**WHAT YOU SHOULD DO:** Every entry should be repeated exactly. Omit the pictures.

**GIVEN ENTRIES:**
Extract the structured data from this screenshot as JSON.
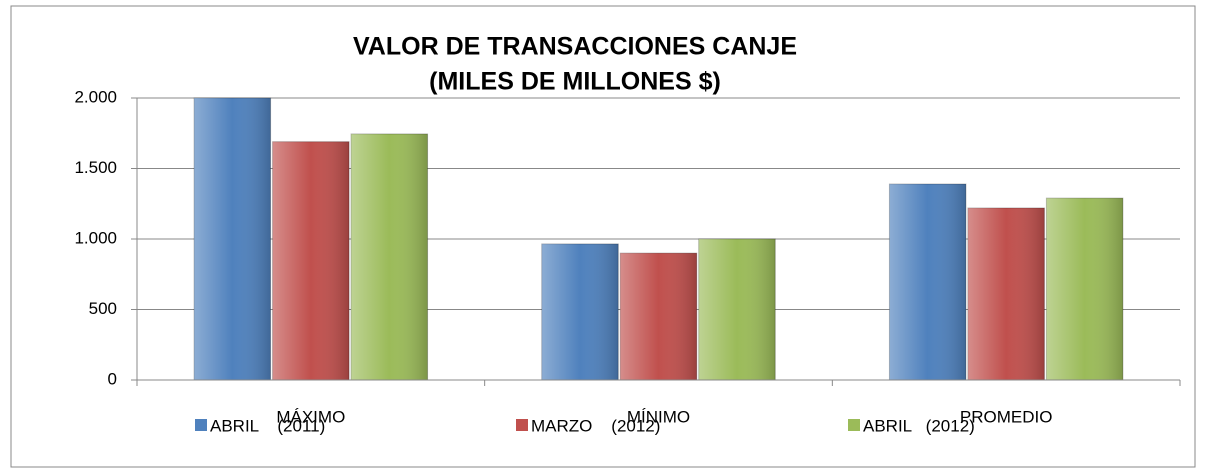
{
  "chart_data": {
    "type": "bar",
    "title": [
      "VALOR DE TRANSACCIONES CANJE",
      "(MILES DE MILLONES $)"
    ],
    "categories": [
      "MÁXIMO",
      "MÍNIMO",
      "PROMEDIO"
    ],
    "series": [
      {
        "name": "ABRIL    (2011)",
        "color": "#4f81bd",
        "values": [
          2000,
          965,
          1390
        ]
      },
      {
        "name": "MARZO    (2012)",
        "color": "#c0504d",
        "values": [
          1690,
          900,
          1220
        ]
      },
      {
        "name": "ABRIL   (2012)",
        "color": "#9bbb59",
        "values": [
          1745,
          1000,
          1290
        ]
      }
    ],
    "ylim": [
      0,
      2000
    ],
    "yticks": [
      0,
      500,
      {
        "value": 1000,
        "label": "1.000"
      },
      {
        "value": 1500,
        "label": "1.500"
      },
      {
        "value": 2000,
        "label": "2.000"
      }
    ],
    "grid": true,
    "legend": "bottom"
  }
}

**EXERCISE OUTPUT:**
Extract the structured data from this screenshot as JSON.
{
  "chart_data": {
    "type": "bar",
    "title": [
      "VALOR DE TRANSACCIONES CANJE",
      "(MILES DE MILLONES $)"
    ],
    "categories": [
      "MÁXIMO",
      "MÍNIMO",
      "PROMEDIO"
    ],
    "series": [
      {
        "name": "ABRIL    (2011)",
        "color": "#4f81bd",
        "values": [
          2000,
          965,
          1390
        ]
      },
      {
        "name": "MARZO    (2012)",
        "color": "#c0504d",
        "values": [
          1690,
          900,
          1220
        ]
      },
      {
        "name": "ABRIL   (2012)",
        "color": "#9bbb59",
        "values": [
          1745,
          1000,
          1290
        ]
      }
    ],
    "ylim": [
      0,
      2000
    ],
    "yticks": [
      0,
      500,
      {
        "value": 1000,
        "label": "1.000"
      },
      {
        "value": 1500,
        "label": "1.500"
      },
      {
        "value": 2000,
        "label": "2.000"
      }
    ],
    "grid": true,
    "legend": "bottom"
  }
}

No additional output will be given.